Window of Opportunity

How the CLASS Act can boost sales for LTCI agents

The Community Living Assistance Services and Support Act was signed into law on March 23, 2010, and is a national, voluntary long-term care insurance program that was buried deep within the Affordable Care Act. CLASS is designed to make insured long-term care coverage available to more people by shifting the burden from government-supported programs to the insured. 

What the CLASS Act has done is help increase the visibility of LTCI. It is not, however, the threat to business that many LTCI agents fear. CLASS simply will not be as attractive to consumers, especially once they are educated about current long-term care insurance options that offer better benefits with a shorter waiting period at just about the same price point.  This provides tremendous opportunity for agents and brokers looking to expand their product portfolio.

The best place to sell this insurance product is the workplace. Agents should look at the CLASS Act as a golden opportunity to demonstrate their value to their clients by bringing better options to the table for rounding out their benefits package.

Growing in importance

There is no denying that long-term care insurance is becoming increasingly important. As the population of the United States ages, the demand for care is increasing. The U.S. Department of Health and Human Services estimates that about 9 million Americans over the age of 65 will need long-term care services this year, increasing to about 12 million by 2020. Experts estimate that 70 percent of individuals over 65 will need long-term care services, with more than 40 percent requiring nursing home care.

Such care is costly. The American Association for Long-Term Care Insurance found that the median cost for nursing home care across the country in 2008 varied between $72,500 and $81,400 per year. Care in an assisted living facility totaled about $41,500 per year.

* **MATERIAL PROVIDED**:
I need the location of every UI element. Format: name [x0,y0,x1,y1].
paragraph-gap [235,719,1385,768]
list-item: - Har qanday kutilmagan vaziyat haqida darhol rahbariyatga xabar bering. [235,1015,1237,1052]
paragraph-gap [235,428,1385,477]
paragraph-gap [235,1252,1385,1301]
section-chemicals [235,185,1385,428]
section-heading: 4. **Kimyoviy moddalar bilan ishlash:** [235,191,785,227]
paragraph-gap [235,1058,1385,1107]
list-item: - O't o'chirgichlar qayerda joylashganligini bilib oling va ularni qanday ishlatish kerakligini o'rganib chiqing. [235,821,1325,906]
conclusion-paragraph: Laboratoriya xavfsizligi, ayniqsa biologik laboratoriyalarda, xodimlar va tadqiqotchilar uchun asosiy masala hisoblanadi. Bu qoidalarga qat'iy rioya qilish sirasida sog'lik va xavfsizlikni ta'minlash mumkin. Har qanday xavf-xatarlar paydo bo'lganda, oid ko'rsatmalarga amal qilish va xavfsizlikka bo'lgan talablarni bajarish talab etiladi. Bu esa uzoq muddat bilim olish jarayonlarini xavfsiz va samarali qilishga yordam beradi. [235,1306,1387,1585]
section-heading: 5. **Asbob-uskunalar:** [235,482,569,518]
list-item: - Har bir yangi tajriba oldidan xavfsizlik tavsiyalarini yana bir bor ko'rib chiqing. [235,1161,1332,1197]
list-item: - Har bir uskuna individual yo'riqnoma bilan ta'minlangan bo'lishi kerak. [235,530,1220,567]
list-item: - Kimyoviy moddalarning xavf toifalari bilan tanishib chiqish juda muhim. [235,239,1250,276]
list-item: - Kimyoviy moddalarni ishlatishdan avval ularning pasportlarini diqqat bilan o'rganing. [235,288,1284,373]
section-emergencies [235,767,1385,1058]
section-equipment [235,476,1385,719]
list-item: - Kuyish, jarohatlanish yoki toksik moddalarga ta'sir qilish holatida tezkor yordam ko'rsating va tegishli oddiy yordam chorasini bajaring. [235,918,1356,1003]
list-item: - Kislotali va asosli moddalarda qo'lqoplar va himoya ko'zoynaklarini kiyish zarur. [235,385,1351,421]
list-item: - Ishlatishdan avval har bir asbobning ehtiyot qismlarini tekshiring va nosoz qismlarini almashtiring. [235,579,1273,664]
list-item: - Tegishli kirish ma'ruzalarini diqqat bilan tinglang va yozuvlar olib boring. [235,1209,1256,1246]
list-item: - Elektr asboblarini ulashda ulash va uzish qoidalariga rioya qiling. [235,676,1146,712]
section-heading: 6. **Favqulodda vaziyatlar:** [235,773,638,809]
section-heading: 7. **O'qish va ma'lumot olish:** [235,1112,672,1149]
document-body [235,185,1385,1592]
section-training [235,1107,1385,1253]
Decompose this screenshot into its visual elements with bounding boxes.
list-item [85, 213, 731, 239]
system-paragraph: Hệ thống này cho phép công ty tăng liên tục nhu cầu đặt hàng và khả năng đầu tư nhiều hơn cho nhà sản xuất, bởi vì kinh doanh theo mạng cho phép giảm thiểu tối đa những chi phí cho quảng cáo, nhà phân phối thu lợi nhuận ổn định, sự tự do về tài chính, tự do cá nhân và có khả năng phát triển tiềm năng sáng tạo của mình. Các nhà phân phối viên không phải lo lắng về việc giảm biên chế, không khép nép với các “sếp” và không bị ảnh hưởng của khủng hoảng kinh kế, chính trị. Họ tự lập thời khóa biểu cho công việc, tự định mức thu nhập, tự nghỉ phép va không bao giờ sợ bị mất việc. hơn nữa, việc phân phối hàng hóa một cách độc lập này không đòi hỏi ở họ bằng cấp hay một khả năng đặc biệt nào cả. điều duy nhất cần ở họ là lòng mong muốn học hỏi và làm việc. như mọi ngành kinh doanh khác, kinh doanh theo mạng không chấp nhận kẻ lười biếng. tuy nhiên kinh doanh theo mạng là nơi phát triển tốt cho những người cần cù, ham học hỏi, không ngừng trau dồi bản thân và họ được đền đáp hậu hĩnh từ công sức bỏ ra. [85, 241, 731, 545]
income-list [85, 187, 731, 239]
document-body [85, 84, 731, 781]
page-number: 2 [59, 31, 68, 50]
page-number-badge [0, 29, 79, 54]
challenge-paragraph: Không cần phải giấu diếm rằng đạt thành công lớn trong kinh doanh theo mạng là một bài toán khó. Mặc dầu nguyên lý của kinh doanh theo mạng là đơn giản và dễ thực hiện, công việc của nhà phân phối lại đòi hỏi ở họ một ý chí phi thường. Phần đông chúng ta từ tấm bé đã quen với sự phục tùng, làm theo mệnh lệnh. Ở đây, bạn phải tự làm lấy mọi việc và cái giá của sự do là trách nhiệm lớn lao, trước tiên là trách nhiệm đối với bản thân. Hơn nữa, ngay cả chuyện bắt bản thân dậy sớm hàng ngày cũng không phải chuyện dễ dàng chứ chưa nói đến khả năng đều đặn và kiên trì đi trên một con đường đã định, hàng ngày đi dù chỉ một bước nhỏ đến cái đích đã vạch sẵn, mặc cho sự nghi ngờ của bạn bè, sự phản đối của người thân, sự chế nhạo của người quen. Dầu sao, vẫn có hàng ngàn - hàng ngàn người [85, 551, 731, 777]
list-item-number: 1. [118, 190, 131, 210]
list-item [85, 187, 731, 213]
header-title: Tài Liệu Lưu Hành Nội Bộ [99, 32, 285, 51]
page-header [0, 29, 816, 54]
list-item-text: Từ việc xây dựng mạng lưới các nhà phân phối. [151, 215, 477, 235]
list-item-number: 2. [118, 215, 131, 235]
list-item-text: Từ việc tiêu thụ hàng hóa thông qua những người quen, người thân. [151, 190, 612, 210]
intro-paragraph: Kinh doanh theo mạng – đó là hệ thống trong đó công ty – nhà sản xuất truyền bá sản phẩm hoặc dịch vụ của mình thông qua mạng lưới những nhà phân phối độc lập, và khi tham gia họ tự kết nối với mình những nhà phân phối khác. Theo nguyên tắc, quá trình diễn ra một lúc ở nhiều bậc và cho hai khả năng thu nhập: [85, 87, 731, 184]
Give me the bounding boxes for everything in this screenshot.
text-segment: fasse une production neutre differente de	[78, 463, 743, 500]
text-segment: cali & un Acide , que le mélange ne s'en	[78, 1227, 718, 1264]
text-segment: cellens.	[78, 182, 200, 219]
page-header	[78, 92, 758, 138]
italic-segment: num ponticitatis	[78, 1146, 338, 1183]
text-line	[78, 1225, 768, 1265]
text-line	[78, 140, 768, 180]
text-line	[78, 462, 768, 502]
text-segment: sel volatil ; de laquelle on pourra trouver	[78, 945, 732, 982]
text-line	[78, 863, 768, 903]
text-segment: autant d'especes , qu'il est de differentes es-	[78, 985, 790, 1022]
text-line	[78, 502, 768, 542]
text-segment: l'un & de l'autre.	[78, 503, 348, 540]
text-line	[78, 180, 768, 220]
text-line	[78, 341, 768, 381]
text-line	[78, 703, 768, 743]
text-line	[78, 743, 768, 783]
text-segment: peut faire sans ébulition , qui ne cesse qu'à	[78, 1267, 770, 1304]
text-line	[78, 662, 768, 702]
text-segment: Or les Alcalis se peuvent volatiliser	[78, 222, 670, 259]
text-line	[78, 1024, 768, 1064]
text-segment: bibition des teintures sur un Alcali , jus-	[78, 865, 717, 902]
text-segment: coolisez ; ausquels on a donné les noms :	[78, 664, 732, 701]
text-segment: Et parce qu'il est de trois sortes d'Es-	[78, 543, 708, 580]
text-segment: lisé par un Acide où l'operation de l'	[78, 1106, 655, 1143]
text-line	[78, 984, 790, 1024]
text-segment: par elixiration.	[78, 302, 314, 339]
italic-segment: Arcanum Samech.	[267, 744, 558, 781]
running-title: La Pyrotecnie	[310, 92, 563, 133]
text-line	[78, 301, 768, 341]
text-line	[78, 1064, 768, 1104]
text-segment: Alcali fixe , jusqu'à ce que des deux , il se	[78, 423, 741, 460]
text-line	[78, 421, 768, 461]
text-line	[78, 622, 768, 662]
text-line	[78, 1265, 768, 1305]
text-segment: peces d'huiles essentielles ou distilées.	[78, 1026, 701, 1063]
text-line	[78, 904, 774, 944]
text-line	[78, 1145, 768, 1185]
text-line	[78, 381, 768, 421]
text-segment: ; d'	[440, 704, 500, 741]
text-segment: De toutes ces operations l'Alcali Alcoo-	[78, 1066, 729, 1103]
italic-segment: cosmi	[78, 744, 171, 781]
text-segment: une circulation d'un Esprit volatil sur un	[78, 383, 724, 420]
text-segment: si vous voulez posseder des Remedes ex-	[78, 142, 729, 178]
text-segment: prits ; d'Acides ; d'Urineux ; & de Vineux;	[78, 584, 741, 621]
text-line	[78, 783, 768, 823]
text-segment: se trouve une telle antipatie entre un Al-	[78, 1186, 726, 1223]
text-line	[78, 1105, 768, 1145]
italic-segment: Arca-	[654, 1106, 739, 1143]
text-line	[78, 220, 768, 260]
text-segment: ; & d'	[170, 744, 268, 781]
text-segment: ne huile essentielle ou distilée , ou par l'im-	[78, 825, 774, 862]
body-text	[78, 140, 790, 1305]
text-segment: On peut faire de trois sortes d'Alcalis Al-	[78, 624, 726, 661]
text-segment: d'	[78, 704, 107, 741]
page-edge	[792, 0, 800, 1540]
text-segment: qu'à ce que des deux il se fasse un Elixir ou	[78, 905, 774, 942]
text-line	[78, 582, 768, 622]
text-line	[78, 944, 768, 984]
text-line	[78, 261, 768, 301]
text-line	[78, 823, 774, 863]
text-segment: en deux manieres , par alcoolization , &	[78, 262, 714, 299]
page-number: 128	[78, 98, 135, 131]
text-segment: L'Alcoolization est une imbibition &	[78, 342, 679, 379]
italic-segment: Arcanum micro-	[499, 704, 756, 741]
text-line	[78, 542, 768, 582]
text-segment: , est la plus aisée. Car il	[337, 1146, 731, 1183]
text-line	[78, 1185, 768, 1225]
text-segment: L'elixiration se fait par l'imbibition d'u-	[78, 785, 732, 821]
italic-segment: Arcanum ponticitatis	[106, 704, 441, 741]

* **WORK TASK A**:
According to the article on the CLASS Act, on what date was the act signed into law?
* **WORK TASK B**:
Reproduce word for word the passage of the CLASS Act article starting at "Such care is" and ending at "about $41,500 per year.".

* **ANSWER SECTION A**:
March 23, 2010

* **ANSWER SECTION B**:
Such care is costly. The American Association for Long-Term Care Insurance found that the median cost for nursing home care across the country in 2008 varied between $72,500 and $81,400 per year. Care in an assisted living facility totaled about $41,500 per year.